### Task to complete
Make an exact copy of the listing below.
(begin)
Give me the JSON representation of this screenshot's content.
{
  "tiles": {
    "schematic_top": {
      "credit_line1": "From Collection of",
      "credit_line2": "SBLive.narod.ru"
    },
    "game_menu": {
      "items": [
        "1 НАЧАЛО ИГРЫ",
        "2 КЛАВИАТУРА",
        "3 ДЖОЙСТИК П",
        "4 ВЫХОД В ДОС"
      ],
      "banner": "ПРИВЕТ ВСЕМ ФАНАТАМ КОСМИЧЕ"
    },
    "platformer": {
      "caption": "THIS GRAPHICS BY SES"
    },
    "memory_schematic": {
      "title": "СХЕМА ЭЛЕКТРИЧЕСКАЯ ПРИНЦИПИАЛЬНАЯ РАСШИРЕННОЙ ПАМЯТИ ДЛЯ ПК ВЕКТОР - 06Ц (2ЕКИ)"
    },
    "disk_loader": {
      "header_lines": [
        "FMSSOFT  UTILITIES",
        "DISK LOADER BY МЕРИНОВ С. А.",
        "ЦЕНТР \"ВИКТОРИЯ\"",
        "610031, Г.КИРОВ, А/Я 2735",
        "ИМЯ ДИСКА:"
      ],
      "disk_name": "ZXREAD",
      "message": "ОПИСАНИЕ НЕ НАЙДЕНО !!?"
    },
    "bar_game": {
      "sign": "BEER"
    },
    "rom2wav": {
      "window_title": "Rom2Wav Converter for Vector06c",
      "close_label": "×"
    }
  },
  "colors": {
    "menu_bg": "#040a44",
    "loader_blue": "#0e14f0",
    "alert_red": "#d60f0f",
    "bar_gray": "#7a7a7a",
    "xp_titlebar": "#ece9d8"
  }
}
(end)
### Correct response
Give me the JSON representation of this screenshot's content.
{
  "tiles": {
    "schematic_top": {
      "credit_line1": "From Collection of",
      "credit_line2": "SBLive.narod.ru"
    },
    "game_menu": {
      "items": [
        "1 НАЧАЛО ИГРЫ",
        "2 КЛАВИАТУРА",
        "3 ДЖОЙСТИК П",
        "4 ВЫХОД В ДОС"
      ],
      "banner": "ПРИВЕТ ВСЕМ ФАНАТАМ КОСМИЧЕ"
    },
    "platformer": {
      "caption": "THIS GRAPHICS BY SES"
    },
    "memory_schematic": {
      "title": "СХЕМА ЭЛЕКТРИЧЕСКАЯ ПРИНЦИПИАЛЬНАЯ РАСШИРЕННОЙ ПАМЯТИ ДЛЯ ПК ВЕКТОР - 06Ц (2ЕКИ)"
    },
    "disk_loader": {
      "header_lines": [
        "FMSSOFT  UTILITIES",
        "DISK LOADER BY МЕРИНОВ С. А.",
        "ЦЕНТР \"ВИКТОРИЯ\"",
        "610031, Г.КИРОВ, А/Я 2735",
        "ИМЯ ДИСКА:"
      ],
      "disk_name": "ZXREAD",
      "message": "ОПИСАНИЕ НЕ НАЙДЕНО !!?"
    },
    "bar_game": {
      "sign": "BEER"
    },
    "rom2wav": {
      "window_title": "Rom2Wav Converter for Vector06c",
      "close_label": "×"
    }
  },
  "colors": {
    "menu_bg": "#040a44",
    "loader_blue": "#0e14f0",
    "alert_red": "#d60f0f",
    "bar_gray": "#7a7a7a",
    "xp_titlebar": "#ece9d8"
  }
}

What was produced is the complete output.